> **EXTRAIT SOURCE**
_ _ _ _

# [UTF-8] tout est bien encodé sauf au boot

## gglaboussole

Bonsoir à tous,

J'ai un tout petit problème de rien du tout mais qui m'accroche l'oeil tous les 22 boots....

Je suis en UTF-8 sans aucun soucis, j'ai des accents partout, dans les appli, dans les terminaux, bref tout va bien...

Mais (et oui si je post il y a forcément un cht'it mais) dans les scripts qui se lancent  au boot, celui en charge de vérifier l'intégrité du système de fichier  (checkfs je pense ?) m'affiche un :" votre systACme de fichier n'a pas ACtAC vACrifAC...." bref la ça il l'aime pas l' UTF-8

Ma Gentoo à deux ans et demi et j'ai toujours eu ce petit souci que j'ai laissé de côté jusquà aujourd'hui...

Quelqu'un à une idée ??

Edit: étant précisé qu'à ce moment là du boot le "terminal set to UTF-8" n'est pas encore lancé.... un paramètre à passer à mon lilo ??

----------

## geekounet

Tu peux soit passer tes locales système en anglais, comme ça plus d'accents, ou soit utiliser le baselayout 2.0 qui setup les consoles dés le début de l'init  :Smile: 

Enfin ya ptêt d'autres solutions aussi ...

----------

## gglaboussole

 *geekounet wrote:*   

> soit utiliser le baselayout 2.0 qui setup les consoles dés le début de l'init 
> 
>  ...

 

Intéressant ça....j'ai pas osé passer à basalayout 2.0... en fait j'ai une ligne de conduite depuis le début de mon aventure gentooiste (c'est pt'et pas la bonne methode d'ailleurs) je ne mets aucune appli "sys" en ~x86....

_ _ _ _

> **DONNÉES SOURCE**
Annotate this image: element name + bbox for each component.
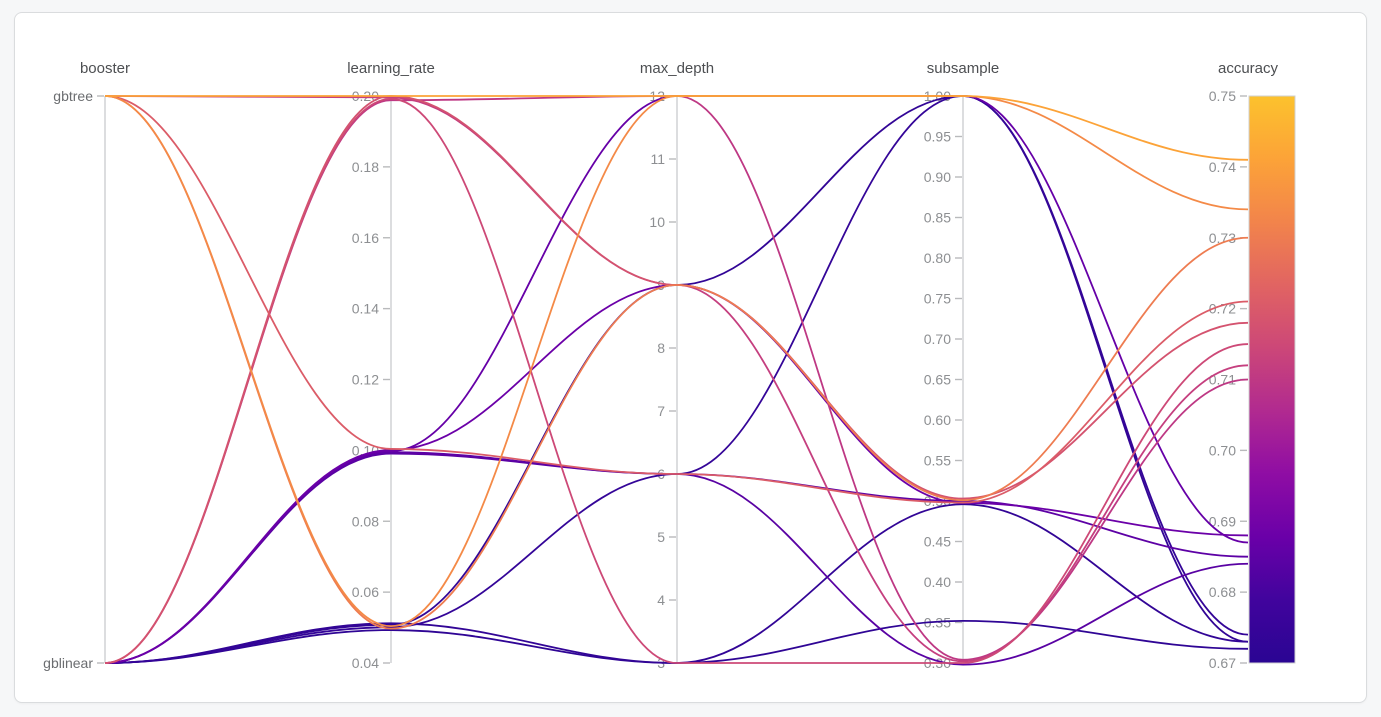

_ _ _ _

> **EXERCICE 1**
Résumez l'extrait source en deux phrases.
> **EXERCICE 2**
Répondez aux questions suivantes à partir de l'extrait source :
(a) Depuis combien de temps gglaboussole a-t-il sa Gentoo ?
(b) Quelle version de baselayout geekounet suggère-t-il ?
(c) Quelle ligne de conduite gglaboussole suit-il pour les applications « sys » ?

> **RÉPONSE RÉDIGÉE 1**
gglaboussole utilise l'UTF-8 sans souci sur sa Gentoo, sauf au démarrage, où le script qui vérifie l'intégrité du système de fichiers affiche des accents illisibles, car le terminal n'est pas encore réglé en UTF-8 à ce moment-là. geekounet propose de passer les locales système en anglais ou d'utiliser le baselayout 2.0, qui configure les consoles dès le début de l'init, mais gglaboussole n'a pas osé l'adopter parce qu'il ne met aucune application « sys » en ~x86.

> **RÉPONSE RÉDIGÉE 2**
(a) Deux ans et demi.
(b) La version 2.0.
(c) Il n'en met aucune en ~x86.